[Challenge]
Tally the lines containing the word "that", and report the tally alone.

[Record list]
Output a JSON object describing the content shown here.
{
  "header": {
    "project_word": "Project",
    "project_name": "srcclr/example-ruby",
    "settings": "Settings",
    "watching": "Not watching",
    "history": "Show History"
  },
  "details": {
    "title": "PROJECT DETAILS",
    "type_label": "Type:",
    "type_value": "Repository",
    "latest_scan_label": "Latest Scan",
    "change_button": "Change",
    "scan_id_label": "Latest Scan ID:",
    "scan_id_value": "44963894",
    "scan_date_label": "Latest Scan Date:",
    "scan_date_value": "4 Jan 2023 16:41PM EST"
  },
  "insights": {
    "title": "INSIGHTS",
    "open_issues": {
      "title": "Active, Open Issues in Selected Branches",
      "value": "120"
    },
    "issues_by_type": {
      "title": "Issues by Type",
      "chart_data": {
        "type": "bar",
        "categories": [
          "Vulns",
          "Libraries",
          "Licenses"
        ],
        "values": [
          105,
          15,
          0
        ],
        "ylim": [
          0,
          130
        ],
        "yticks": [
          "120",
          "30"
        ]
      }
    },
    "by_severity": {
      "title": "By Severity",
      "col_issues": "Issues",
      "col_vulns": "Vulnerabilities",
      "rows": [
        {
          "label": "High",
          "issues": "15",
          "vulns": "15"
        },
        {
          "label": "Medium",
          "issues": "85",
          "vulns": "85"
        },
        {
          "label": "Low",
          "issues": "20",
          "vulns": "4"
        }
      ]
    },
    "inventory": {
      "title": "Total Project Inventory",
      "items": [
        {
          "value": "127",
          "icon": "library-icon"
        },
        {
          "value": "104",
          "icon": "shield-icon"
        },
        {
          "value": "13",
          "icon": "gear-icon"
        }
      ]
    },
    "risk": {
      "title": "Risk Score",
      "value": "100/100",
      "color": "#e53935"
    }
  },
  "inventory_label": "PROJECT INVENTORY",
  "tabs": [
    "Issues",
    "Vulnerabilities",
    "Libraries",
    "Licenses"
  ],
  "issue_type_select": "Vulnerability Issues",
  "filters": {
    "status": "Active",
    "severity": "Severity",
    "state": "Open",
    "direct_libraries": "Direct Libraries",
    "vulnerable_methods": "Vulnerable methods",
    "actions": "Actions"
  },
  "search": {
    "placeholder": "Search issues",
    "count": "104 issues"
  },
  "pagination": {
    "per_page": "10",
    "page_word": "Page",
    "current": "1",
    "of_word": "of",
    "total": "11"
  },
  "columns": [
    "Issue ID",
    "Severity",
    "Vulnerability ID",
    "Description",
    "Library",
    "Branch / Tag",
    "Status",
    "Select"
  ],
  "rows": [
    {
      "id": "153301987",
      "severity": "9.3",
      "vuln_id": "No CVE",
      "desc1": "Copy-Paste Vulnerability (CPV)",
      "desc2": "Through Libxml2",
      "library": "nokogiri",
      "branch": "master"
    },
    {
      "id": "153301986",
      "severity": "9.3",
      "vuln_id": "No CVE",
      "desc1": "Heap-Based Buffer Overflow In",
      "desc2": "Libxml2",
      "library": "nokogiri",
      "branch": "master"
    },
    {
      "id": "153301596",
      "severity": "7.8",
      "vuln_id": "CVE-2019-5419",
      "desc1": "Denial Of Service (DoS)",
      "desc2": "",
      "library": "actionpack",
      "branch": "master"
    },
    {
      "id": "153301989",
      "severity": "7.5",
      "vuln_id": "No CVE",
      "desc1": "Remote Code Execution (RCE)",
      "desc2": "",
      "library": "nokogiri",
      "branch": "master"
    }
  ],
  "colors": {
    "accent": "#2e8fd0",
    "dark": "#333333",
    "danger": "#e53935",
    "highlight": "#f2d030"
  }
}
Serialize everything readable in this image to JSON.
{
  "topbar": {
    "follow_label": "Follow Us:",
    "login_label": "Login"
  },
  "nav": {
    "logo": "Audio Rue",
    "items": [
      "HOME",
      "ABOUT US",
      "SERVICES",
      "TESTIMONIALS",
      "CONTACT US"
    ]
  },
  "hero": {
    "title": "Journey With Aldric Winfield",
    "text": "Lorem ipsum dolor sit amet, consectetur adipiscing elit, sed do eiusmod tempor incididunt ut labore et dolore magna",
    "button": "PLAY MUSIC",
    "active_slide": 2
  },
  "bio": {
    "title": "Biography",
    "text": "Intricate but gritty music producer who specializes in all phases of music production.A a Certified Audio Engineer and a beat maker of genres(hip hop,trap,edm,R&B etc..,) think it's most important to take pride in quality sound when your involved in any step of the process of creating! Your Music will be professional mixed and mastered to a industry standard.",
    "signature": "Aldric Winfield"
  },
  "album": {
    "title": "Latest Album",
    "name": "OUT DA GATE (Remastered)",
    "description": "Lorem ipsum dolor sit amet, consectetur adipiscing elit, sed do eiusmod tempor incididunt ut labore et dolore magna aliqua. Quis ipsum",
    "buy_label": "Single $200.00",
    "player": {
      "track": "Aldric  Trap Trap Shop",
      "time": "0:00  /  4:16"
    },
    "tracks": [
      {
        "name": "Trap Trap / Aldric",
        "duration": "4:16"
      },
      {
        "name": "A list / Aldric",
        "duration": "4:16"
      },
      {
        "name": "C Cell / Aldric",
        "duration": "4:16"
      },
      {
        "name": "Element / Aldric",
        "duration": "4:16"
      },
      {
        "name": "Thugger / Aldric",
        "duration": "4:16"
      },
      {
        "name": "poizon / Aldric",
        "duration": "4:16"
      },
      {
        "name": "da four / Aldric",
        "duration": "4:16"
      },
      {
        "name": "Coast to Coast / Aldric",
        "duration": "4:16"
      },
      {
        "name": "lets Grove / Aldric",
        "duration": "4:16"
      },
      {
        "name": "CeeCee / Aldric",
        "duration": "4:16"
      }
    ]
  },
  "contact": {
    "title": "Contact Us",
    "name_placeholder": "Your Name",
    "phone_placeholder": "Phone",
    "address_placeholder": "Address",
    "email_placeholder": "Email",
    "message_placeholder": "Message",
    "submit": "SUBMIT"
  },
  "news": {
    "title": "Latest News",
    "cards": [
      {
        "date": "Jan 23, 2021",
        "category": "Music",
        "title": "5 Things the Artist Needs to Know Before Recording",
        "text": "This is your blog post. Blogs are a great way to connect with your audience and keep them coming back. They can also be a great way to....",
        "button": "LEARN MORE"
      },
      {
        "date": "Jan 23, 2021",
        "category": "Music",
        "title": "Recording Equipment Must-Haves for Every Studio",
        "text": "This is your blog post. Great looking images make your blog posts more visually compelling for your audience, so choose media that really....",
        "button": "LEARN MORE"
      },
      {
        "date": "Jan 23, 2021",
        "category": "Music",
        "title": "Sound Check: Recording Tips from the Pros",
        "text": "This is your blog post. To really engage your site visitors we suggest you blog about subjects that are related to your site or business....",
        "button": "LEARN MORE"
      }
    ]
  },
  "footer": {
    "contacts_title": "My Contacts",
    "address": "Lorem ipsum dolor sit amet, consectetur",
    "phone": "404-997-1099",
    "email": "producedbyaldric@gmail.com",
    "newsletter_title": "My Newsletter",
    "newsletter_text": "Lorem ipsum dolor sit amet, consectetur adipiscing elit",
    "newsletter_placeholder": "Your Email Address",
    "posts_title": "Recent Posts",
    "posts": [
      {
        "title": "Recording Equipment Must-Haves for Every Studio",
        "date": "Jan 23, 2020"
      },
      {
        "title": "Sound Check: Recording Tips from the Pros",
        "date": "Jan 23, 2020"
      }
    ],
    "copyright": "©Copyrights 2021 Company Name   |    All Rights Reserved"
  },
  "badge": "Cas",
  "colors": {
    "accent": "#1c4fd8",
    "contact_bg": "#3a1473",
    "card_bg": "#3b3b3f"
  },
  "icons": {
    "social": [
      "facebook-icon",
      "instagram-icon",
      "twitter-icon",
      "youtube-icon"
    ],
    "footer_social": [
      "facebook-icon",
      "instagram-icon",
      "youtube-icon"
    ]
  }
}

[Solution for this exercise]
2